-------- Given passage --------
Python seems to overwrite the signal handler for SIGPIPE and effectively ignores it. Without the Python wrapper, the call to vmsplice
on a broken pipe does not even return to the line of code thereafter. When the signal is ignored, it returns with errno
set to EPIPE
.
The current solution propagates the error and effectively returns with a similar exit code. Alternatively, I could have overwritten the signal handler but it feels wrong because who knows how hard Python depends on its overwritten signal handler for this. I'm not sure whether this difference can be observed from outside or whether the return code is the only observable. It seems like the wait
syscall has this information but bash does not expose it and instead only constructs a special return code as stated above.
Some further interesting considerations for SIGPIPE.
--------
Tasks for this exercise:
[a] In the comment about Python and SIGPIPE, what is errno set to when the signal is ignored?
[b] Copy word for word the part of the comment about Python and SIGPIPE starting with "Python seems to" and going on through "as stated above.".
You won't need the data for any of this.
-------- Material shown --------
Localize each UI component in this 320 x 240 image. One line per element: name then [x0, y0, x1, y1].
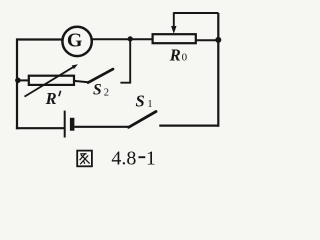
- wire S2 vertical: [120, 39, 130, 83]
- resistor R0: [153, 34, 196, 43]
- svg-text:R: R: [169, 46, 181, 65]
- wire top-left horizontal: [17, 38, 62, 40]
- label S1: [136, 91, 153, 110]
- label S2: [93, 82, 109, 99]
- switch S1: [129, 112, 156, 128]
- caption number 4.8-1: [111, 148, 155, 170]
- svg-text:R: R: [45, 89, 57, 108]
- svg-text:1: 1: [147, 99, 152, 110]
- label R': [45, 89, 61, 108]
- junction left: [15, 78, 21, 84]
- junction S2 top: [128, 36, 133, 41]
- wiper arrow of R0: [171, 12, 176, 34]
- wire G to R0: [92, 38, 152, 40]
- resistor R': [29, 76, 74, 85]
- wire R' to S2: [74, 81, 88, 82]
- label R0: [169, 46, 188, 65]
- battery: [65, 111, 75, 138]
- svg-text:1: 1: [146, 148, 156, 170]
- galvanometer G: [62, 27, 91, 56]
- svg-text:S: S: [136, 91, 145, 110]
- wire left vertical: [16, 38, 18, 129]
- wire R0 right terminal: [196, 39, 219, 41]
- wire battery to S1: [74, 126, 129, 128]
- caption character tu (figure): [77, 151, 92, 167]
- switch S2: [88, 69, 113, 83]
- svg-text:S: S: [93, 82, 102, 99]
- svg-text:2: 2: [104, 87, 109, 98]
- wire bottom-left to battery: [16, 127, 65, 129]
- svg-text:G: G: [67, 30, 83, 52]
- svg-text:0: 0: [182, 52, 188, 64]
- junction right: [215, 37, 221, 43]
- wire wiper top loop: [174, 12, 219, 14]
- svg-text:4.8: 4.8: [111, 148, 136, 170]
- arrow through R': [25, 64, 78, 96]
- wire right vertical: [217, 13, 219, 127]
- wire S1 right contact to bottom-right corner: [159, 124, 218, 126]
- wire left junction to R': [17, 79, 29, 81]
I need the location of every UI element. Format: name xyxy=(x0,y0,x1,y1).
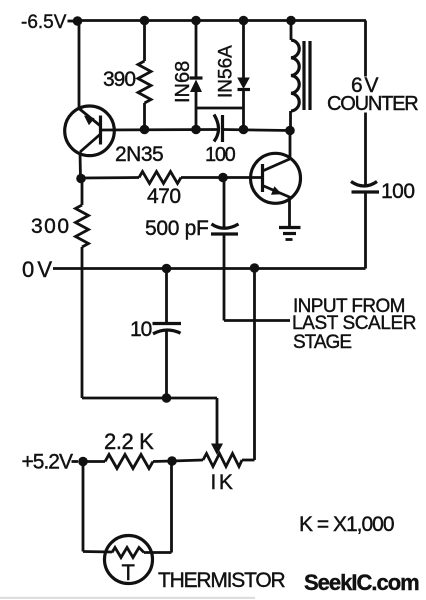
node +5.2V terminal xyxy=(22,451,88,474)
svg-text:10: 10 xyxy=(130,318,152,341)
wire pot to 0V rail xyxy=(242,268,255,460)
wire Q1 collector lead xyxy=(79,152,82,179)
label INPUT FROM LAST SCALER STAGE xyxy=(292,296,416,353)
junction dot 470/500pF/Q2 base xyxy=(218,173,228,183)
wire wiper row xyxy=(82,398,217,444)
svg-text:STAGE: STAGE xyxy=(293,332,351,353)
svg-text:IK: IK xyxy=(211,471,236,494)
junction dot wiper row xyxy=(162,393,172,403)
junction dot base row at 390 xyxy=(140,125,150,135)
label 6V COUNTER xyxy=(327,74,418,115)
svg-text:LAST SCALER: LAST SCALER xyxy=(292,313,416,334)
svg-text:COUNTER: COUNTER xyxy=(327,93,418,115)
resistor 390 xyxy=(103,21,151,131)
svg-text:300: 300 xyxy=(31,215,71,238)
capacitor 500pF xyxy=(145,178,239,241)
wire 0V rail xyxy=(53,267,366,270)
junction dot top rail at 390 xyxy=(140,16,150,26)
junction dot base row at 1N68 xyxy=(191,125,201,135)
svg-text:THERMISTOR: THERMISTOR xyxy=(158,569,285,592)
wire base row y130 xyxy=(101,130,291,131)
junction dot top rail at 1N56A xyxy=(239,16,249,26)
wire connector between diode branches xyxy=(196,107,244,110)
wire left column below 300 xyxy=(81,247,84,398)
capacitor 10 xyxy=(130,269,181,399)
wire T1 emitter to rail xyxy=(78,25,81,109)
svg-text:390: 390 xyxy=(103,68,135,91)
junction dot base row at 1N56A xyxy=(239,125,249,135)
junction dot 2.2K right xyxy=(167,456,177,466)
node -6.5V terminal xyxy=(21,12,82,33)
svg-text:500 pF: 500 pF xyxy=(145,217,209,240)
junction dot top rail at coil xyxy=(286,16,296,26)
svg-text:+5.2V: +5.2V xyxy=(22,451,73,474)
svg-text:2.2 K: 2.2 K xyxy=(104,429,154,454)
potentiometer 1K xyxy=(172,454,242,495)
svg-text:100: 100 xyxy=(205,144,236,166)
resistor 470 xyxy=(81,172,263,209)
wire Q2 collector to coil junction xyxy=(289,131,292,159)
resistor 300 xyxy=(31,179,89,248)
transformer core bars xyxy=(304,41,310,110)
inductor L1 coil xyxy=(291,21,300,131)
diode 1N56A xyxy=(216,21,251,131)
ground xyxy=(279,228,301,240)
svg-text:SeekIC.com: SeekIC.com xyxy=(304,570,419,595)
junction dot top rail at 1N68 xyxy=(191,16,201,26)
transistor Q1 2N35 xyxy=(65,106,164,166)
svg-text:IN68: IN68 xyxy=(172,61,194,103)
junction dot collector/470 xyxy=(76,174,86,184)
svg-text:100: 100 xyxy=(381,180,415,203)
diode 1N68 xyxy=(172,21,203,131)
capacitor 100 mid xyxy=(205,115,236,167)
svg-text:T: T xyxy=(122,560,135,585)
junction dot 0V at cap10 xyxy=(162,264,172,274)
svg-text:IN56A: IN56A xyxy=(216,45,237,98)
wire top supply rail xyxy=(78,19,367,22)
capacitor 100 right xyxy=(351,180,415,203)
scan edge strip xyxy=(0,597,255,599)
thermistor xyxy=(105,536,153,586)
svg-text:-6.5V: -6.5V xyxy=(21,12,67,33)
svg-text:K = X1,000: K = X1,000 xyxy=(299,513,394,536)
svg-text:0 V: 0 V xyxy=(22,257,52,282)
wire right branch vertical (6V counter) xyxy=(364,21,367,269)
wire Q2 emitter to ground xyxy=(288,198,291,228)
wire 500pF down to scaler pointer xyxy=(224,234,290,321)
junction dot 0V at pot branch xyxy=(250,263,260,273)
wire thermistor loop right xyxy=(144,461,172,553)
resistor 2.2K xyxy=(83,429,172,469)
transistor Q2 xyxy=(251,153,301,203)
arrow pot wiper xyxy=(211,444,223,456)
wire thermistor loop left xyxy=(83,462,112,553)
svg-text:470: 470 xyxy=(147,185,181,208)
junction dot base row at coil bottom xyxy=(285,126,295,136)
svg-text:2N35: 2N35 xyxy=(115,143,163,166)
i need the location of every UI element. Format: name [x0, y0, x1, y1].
--------
Results of the exercise:
[a] EPIPE

[b]
Python seems to overwrite the signal handler for SIGPIPE and effectively ignores it. Without the Python wrapper, the call to vmsplice
on a broken pipe does not even return to the line of code thereafter. When the signal is ignored, it returns with errno
set to EPIPE
.
The current solution propagates the error and effectively returns with a similar exit code. Alternatively, I could have overwritten the signal handler but it feels wrong because who knows how hard Python depends on its overwritten signal handler for this. I'm not sure whether this difference can be observed from outside or whether the return code is the only observable. It seems like the wait
syscall has this information but bash does not expose it and instead only constructs a special return code as stated above.